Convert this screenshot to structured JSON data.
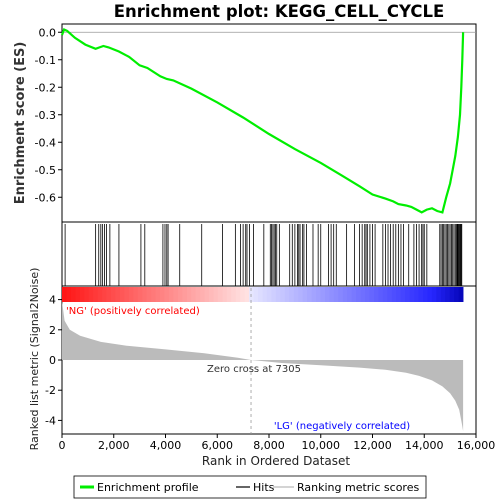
{
  "chart_data": {
    "type": "line",
    "title": "Enrichment plot: KEGG_CELL_CYCLE",
    "xlabel": "Rank in Ordered Dataset",
    "ylabel_top": "Enrichment score (ES)",
    "ylabel_bottom": "Ranked list metric (Signal2Noise)",
    "x_ticks": [
      0,
      2000,
      4000,
      6000,
      8000,
      10000,
      12000,
      14000,
      16000
    ],
    "x_tick_labels": [
      "0",
      "2,000",
      "4,000",
      "6,000",
      "8,000",
      "10,000",
      "12,000",
      "14,000",
      "16,000"
    ],
    "xlim": [
      0,
      16000
    ],
    "es_ylim": [
      -0.69,
      0.03
    ],
    "es_ticks": [
      0.0,
      -0.1,
      -0.2,
      -0.3,
      -0.4,
      -0.5,
      -0.6
    ],
    "es_tick_labels": [
      "0.0",
      "-0.1",
      "-0.2",
      "-0.3",
      "-0.4",
      "-0.5",
      "-0.6"
    ],
    "metric_ylim": [
      -4.9,
      4.9
    ],
    "metric_ticks": [
      4,
      2,
      0,
      -2,
      -4
    ],
    "metric_tick_labels": [
      "4",
      "2",
      "0",
      "-2",
      "-4"
    ],
    "n_genes": 15500,
    "zero_cross_rank": 7305,
    "zero_cross_label": "Zero cross at 7305",
    "pos_label": "'NG' (positively correlated)",
    "neg_label": "'LG' (negatively correlated)",
    "series": [
      {
        "name": "Enrichment profile",
        "color": "#00ee00",
        "x": [
          0,
          80,
          200,
          500,
          900,
          1300,
          1450,
          1600,
          1800,
          2200,
          2600,
          3000,
          3300,
          3800,
          4050,
          4300,
          5000,
          6000,
          7000,
          8000,
          9000,
          10000,
          10800,
          11500,
          12000,
          12500,
          12800,
          13000,
          13300,
          13500,
          13700,
          13900,
          14100,
          14300,
          14500,
          14700,
          14850,
          15000,
          15100,
          15200,
          15300,
          15380,
          15430,
          15470,
          15500
        ],
        "y": [
          -0.01,
          0.01,
          0.005,
          -0.02,
          -0.045,
          -0.06,
          -0.055,
          -0.05,
          -0.055,
          -0.07,
          -0.09,
          -0.12,
          -0.13,
          -0.16,
          -0.17,
          -0.175,
          -0.205,
          -0.255,
          -0.31,
          -0.37,
          -0.425,
          -0.475,
          -0.52,
          -0.56,
          -0.59,
          -0.605,
          -0.615,
          -0.625,
          -0.63,
          -0.635,
          -0.645,
          -0.655,
          -0.645,
          -0.64,
          -0.65,
          -0.655,
          -0.6,
          -0.55,
          -0.5,
          -0.45,
          -0.38,
          -0.3,
          -0.2,
          -0.1,
          0.0
        ]
      },
      {
        "name": "Hits",
        "color": "#000000",
        "positions": [
          120,
          1300,
          1420,
          1500,
          1560,
          1640,
          1720,
          1850,
          2200,
          3050,
          3200,
          3900,
          3980,
          4050,
          4100,
          4550,
          5400,
          6200,
          6700,
          6900,
          7000,
          7100,
          7150,
          7250,
          7400,
          7800,
          8050,
          8100,
          8150,
          8200,
          8250,
          8300,
          8400,
          8800,
          8900,
          9000,
          9100,
          9150,
          9200,
          9300,
          9350,
          9450,
          9700,
          9900,
          10000,
          10300,
          10400,
          10500,
          10600,
          11000,
          11300,
          11500,
          11600,
          11700,
          11750,
          11800,
          11900,
          12000,
          12100,
          12400,
          12500,
          12600,
          12700,
          12800,
          12900,
          13000,
          13100,
          13200,
          13400,
          13600,
          13700,
          13800,
          13900,
          13950,
          14000,
          14100,
          14600,
          14650,
          14700,
          14750,
          14800,
          14850,
          14900,
          14950,
          15000,
          15050,
          15100,
          15150,
          15200,
          15250,
          15280,
          15300,
          15330,
          15360,
          15390,
          15420,
          15450
        ]
      },
      {
        "name": "Ranking metric scores",
        "color": "#bbbbbb",
        "x": [
          0,
          100,
          300,
          700,
          1500,
          2500,
          4000,
          5500,
          6800,
          7305,
          8500,
          10000,
          11500,
          12500,
          13300,
          13800,
          14300,
          14700,
          15000,
          15200,
          15350,
          15450,
          15500
        ],
        "y": [
          3.9,
          2.6,
          2.0,
          1.6,
          1.2,
          0.95,
          0.7,
          0.45,
          0.15,
          0.0,
          -0.2,
          -0.35,
          -0.5,
          -0.65,
          -0.85,
          -1.05,
          -1.35,
          -1.75,
          -2.2,
          -2.7,
          -3.3,
          -4.2,
          -4.7
        ]
      }
    ],
    "legend": {
      "placement": "bottom",
      "items": [
        "Enrichment profile",
        "Hits",
        "Ranking metric scores"
      ]
    }
  }
}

• WORK INSTRUCTIONS: Find each line in the records above that contains "correlated", and copy it.

• WRITTEN ANSWER:
    "pos_label": "'NG' (positively correlated)",
    "neg_label": "'LG' (negatively correlated)",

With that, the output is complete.